* Short task *
Say how many lines hold the string "must"; please write nothing but the number.

** begin Supplied material **

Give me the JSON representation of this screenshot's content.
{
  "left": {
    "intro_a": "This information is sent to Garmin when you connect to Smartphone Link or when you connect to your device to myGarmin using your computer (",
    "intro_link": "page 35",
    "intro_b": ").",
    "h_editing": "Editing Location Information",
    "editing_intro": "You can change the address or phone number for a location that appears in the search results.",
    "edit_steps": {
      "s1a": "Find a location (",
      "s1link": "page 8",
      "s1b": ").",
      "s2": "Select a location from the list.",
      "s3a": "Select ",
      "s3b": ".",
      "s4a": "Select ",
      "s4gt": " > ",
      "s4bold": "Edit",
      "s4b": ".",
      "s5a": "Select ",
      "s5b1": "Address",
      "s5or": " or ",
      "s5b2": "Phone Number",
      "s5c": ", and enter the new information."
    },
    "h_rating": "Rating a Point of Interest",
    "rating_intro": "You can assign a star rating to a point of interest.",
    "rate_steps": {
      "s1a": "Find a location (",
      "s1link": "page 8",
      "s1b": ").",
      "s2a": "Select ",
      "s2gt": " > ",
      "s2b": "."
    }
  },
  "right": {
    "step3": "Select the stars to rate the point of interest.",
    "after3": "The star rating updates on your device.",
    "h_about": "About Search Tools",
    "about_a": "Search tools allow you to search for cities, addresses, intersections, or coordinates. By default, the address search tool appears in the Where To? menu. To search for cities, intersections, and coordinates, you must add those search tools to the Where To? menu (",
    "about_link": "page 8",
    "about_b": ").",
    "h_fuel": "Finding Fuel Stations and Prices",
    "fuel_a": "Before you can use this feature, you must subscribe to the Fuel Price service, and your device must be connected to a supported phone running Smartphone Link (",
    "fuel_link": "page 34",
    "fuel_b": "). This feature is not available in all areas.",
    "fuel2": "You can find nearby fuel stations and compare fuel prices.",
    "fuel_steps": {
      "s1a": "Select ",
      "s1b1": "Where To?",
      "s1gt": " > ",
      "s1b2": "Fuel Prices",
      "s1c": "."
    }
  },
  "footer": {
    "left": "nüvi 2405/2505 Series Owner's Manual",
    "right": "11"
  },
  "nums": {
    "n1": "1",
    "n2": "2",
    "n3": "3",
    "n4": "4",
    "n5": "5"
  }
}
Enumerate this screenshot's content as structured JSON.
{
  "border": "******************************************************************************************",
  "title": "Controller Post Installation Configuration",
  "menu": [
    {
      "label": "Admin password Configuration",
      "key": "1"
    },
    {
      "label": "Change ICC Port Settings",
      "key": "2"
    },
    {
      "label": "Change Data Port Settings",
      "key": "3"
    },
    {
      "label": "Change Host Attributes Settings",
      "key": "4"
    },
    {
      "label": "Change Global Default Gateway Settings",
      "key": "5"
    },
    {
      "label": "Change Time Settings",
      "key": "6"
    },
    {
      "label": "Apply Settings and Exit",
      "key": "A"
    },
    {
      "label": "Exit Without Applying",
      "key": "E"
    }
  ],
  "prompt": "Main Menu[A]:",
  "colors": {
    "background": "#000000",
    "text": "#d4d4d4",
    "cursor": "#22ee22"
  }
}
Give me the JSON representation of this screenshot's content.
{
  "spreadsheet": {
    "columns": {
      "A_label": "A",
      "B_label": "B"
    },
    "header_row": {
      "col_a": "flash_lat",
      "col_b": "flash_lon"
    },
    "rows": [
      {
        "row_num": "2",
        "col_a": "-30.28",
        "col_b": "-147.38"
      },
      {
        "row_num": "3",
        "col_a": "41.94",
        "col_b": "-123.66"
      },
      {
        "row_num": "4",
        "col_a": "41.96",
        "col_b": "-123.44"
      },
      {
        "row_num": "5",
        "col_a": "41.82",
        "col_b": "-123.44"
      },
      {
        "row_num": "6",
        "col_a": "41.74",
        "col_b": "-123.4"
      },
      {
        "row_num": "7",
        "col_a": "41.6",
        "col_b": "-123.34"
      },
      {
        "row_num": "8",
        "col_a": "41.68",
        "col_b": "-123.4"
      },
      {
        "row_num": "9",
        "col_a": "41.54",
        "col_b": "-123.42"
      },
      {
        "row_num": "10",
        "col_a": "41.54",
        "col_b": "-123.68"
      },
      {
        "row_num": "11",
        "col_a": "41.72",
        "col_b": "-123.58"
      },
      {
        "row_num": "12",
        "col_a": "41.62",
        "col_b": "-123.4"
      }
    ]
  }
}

** end Supplied material **

* The answer *
2